Set problem: Return the records that follow, matching each one exactly.

Material:

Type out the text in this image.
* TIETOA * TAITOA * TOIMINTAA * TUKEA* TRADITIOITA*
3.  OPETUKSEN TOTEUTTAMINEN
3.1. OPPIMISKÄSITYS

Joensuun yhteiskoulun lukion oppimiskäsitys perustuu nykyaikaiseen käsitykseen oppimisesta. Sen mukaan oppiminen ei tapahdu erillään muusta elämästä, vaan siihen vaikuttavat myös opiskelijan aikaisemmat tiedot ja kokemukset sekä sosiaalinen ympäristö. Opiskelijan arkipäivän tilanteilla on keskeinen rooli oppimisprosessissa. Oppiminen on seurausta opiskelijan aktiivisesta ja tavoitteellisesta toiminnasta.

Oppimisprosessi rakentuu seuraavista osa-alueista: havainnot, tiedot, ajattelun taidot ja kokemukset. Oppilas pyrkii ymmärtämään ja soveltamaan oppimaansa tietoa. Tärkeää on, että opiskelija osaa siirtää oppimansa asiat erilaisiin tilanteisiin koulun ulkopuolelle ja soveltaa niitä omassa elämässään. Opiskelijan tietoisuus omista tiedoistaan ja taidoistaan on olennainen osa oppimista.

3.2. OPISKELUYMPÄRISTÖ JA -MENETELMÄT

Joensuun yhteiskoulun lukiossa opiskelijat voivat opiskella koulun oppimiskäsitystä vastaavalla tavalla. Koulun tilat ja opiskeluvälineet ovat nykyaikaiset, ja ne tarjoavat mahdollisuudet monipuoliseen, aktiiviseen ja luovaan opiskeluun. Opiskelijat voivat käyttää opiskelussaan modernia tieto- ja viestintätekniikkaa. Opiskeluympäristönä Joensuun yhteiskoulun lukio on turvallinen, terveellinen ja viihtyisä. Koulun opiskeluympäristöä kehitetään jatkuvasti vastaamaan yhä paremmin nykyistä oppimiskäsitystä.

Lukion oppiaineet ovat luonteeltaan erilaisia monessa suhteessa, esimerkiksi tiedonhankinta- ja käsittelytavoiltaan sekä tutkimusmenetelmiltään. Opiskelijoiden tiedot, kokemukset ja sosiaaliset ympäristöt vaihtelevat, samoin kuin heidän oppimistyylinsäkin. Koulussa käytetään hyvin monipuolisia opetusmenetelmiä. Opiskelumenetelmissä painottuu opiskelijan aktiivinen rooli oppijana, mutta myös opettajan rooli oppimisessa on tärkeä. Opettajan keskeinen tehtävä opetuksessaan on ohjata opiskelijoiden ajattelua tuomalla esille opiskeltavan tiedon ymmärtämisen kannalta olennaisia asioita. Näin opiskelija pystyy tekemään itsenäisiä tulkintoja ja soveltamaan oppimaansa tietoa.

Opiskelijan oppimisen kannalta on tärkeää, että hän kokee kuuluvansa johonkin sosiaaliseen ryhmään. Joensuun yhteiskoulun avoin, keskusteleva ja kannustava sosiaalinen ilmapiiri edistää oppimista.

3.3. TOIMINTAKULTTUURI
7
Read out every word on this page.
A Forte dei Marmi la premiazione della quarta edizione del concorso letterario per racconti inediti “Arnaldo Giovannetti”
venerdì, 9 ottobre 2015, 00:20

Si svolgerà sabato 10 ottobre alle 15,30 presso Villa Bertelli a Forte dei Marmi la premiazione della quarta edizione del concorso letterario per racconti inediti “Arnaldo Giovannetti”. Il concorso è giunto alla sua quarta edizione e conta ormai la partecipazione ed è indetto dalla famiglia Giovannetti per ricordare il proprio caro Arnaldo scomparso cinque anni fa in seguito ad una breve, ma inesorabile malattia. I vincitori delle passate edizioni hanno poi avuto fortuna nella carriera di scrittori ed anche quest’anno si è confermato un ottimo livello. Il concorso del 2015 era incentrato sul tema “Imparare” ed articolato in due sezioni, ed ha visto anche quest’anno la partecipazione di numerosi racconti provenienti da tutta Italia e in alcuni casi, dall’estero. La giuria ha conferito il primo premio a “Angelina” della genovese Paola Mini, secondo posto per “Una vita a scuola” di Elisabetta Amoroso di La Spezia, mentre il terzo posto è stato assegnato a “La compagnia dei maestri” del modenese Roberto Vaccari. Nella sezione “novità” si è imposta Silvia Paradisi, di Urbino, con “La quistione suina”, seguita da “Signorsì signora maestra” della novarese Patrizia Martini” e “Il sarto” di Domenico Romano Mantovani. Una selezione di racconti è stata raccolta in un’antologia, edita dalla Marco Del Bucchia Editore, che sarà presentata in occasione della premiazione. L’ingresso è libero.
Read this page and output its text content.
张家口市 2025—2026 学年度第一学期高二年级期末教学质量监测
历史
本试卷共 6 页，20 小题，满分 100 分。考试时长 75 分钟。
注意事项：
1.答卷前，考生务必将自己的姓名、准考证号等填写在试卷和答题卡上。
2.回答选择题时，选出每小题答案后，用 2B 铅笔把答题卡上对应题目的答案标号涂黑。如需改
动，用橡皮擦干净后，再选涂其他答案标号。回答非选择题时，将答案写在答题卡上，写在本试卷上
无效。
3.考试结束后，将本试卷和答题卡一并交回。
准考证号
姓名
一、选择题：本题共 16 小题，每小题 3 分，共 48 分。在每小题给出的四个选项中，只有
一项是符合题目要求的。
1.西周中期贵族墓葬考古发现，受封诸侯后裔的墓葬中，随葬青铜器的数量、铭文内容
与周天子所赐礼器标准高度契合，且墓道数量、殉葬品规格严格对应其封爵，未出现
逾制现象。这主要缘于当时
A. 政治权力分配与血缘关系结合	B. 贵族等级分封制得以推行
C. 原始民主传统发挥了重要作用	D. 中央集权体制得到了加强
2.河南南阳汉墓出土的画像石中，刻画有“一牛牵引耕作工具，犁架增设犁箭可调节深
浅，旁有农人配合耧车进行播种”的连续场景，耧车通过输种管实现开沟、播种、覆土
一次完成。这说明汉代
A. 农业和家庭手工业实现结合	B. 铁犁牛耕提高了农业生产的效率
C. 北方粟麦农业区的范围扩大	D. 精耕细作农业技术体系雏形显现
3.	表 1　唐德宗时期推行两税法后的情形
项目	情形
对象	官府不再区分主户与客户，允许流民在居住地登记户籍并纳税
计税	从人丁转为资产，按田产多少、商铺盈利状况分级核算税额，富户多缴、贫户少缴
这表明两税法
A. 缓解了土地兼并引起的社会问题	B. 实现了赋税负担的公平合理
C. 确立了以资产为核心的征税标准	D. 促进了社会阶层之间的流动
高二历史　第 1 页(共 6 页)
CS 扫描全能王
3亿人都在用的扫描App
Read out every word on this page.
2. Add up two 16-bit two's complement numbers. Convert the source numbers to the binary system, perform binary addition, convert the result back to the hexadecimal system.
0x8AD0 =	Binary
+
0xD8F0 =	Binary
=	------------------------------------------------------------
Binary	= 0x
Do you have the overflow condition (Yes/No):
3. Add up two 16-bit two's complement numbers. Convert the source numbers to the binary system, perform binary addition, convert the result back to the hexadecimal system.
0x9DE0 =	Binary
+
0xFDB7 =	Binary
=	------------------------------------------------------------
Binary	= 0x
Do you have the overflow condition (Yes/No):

Exercise result:
Type out the text in this image.
* TIETOA * TAITOA * TOIMINTAA * TUKEA* TRADITIOITA*
3.  OPETUKSEN TOTEUTTAMINEN
3.1. OPPIMISKÄSITYS

Joensuun yhteiskoulun lukion oppimiskäsitys perustuu nykyaikaiseen käsitykseen oppimisesta. Sen mukaan oppiminen ei tapahdu erillään muusta elämästä, vaan siihen vaikuttavat myös opiskelijan aikaisemmat tiedot ja kokemukset sekä sosiaalinen ympäristö. Opiskelijan arkipäivän tilanteilla on keskeinen rooli oppimisprosessissa. Oppiminen on seurausta opiskelijan aktiivisesta ja tavoitteellisesta toiminnasta.

Oppimisprosessi rakentuu seuraavista osa-alueista: havainnot, tiedot, ajattelun taidot ja kokemukset. Oppilas pyrkii ymmärtämään ja soveltamaan oppimaansa tietoa. Tärkeää on, että opiskelija osaa siirtää oppimansa asiat erilaisiin tilanteisiin koulun ulkopuolelle ja soveltaa niitä omassa elämässään. Opiskelijan tietoisuus omista tiedoistaan ja taidoistaan on olennainen osa oppimista.

3.2. OPISKELUYMPÄRISTÖ JA -MENETELMÄT

Joensuun yhteiskoulun lukiossa opiskelijat voivat opiskella koulun oppimiskäsitystä vastaavalla tavalla. Koulun tilat ja opiskeluvälineet ovat nykyaikaiset, ja ne tarjoavat mahdollisuudet monipuoliseen, aktiiviseen ja luovaan opiskeluun. Opiskelijat voivat käyttää opiskelussaan modernia tieto- ja viestintätekniikkaa. Opiskeluympäristönä Joensuun yhteiskoulun lukio on turvallinen, terveellinen ja viihtyisä. Koulun opiskeluympäristöä kehitetään jatkuvasti vastaamaan yhä paremmin nykyistä oppimiskäsitystä.

Lukion oppiaineet ovat luonteeltaan erilaisia monessa suhteessa, esimerkiksi tiedonhankinta- ja käsittelytavoiltaan sekä tutkimusmenetelmiltään. Opiskelijoiden tiedot, kokemukset ja sosiaaliset ympäristöt vaihtelevat, samoin kuin heidän oppimistyylinsäkin. Koulussa käytetään hyvin monipuolisia opetusmenetelmiä. Opiskelumenetelmissä painottuu opiskelijan aktiivinen rooli oppijana, mutta myös opettajan rooli oppimisessa on tärkeä. Opettajan keskeinen tehtävä opetuksessaan on ohjata opiskelijoiden ajattelua tuomalla esille opiskeltavan tiedon ymmärtämisen kannalta olennaisia asioita. Näin opiskelija pystyy tekemään itsenäisiä tulkintoja ja soveltamaan oppimaansa tietoa.

Opiskelijan oppimisen kannalta on tärkeää, että hän kokee kuuluvansa johonkin sosiaaliseen ryhmään. Joensuun yhteiskoulun avoin, keskusteleva ja kannustava sosiaalinen ilmapiiri edistää oppimista.

3.3. TOIMINTAKULTTUURI
7
Read out every word on this page.
A Forte dei Marmi la premiazione della quarta edizione del concorso letterario per racconti inediti “Arnaldo Giovannetti”
venerdì, 9 ottobre 2015, 00:20

Si svolgerà sabato 10 ottobre alle 15,30 presso Villa Bertelli a Forte dei Marmi la premiazione della quarta edizione del concorso letterario per racconti inediti “Arnaldo Giovannetti”. Il concorso è giunto alla sua quarta edizione e conta ormai la partecipazione ed è indetto dalla famiglia Giovannetti per ricordare il proprio caro Arnaldo scomparso cinque anni fa in seguito ad una breve, ma inesorabile malattia. I vincitori delle passate edizioni hanno poi avuto fortuna nella carriera di scrittori ed anche quest’anno si è confermato un ottimo livello. Il concorso del 2015 era incentrato sul tema “Imparare” ed articolato in due sezioni, ed ha visto anche quest’anno la partecipazione di numerosi racconti provenienti da tutta Italia e in alcuni casi, dall’estero. La giuria ha conferito il primo premio a “Angelina” della genovese Paola Mini, secondo posto per “Una vita a scuola” di Elisabetta Amoroso di La Spezia, mentre il terzo posto è stato assegnato a “La compagnia dei maestri” del modenese Roberto Vaccari. Nella sezione “novità” si è imposta Silvia Paradisi, di Urbino, con “La quistione suina”, seguita da “Signorsì signora maestra” della novarese Patrizia Martini” e “Il sarto” di Domenico Romano Mantovani. Una selezione di racconti è stata raccolta in un’antologia, edita dalla Marco Del Bucchia Editore, che sarà presentata in occasione della premiazione. L’ingresso è libero.
Read this page and output its text content.
张家口市 2025—2026 学年度第一学期高二年级期末教学质量监测
历史
本试卷共 6 页，20 小题，满分 100 分。考试时长 75 分钟。
注意事项：
1.答卷前，考生务必将自己的姓名、准考证号等填写在试卷和答题卡上。
2.回答选择题时，选出每小题答案后，用 2B 铅笔把答题卡上对应题目的答案标号涂黑。如需改
动，用橡皮擦干净后，再选涂其他答案标号。回答非选择题时，将答案写在答题卡上，写在本试卷上
无效。
3.考试结束后，将本试卷和答题卡一并交回。
准考证号
姓名
一、选择题：本题共 16 小题，每小题 3 分，共 48 分。在每小题给出的四个选项中，只有
一项是符合题目要求的。
1.西周中期贵族墓葬考古发现，受封诸侯后裔的墓葬中，随葬青铜器的数量、铭文内容
与周天子所赐礼器标准高度契合，且墓道数量、殉葬品规格严格对应其封爵，未出现
逾制现象。这主要缘于当时
A. 政治权力分配与血缘关系结合	B. 贵族等级分封制得以推行
C. 原始民主传统发挥了重要作用	D. 中央集权体制得到了加强
2.河南南阳汉墓出土的画像石中，刻画有“一牛牵引耕作工具，犁架增设犁箭可调节深
浅，旁有农人配合耧车进行播种”的连续场景，耧车通过输种管实现开沟、播种、覆土
一次完成。这说明汉代
A. 农业和家庭手工业实现结合	B. 铁犁牛耕提高了农业生产的效率
C. 北方粟麦农业区的范围扩大	D. 精耕细作农业技术体系雏形显现
3.	表 1　唐德宗时期推行两税法后的情形
项目	情形
对象	官府不再区分主户与客户，允许流民在居住地登记户籍并纳税
计税	从人丁转为资产，按田产多少、商铺盈利状况分级核算税额，富户多缴、贫户少缴
这表明两税法
A. 缓解了土地兼并引起的社会问题	B. 实现了赋税负担的公平合理
C. 确立了以资产为核心的征税标准	D. 促进了社会阶层之间的流动
高二历史　第 1 页(共 6 页)
CS 扫描全能王
3亿人都在用的扫描App
Read out every word on this page.
2. Add up two 16-bit two's complement numbers. Convert the source numbers to the binary system, perform binary addition, convert the result back to the hexadecimal system.
0x8AD0 =	Binary
+
0xD8F0 =	Binary
=	------------------------------------------------------------
Binary	= 0x
Do you have the overflow condition (Yes/No):
3. Add up two 16-bit two's complement numbers. Convert the source numbers to the binary system, perform binary addition, convert the result back to the hexadecimal system.
0x9DE0 =	Binary
+
0xFDB7 =	Binary
=	------------------------------------------------------------
Binary	= 0x
Do you have the overflow condition (Yes/No):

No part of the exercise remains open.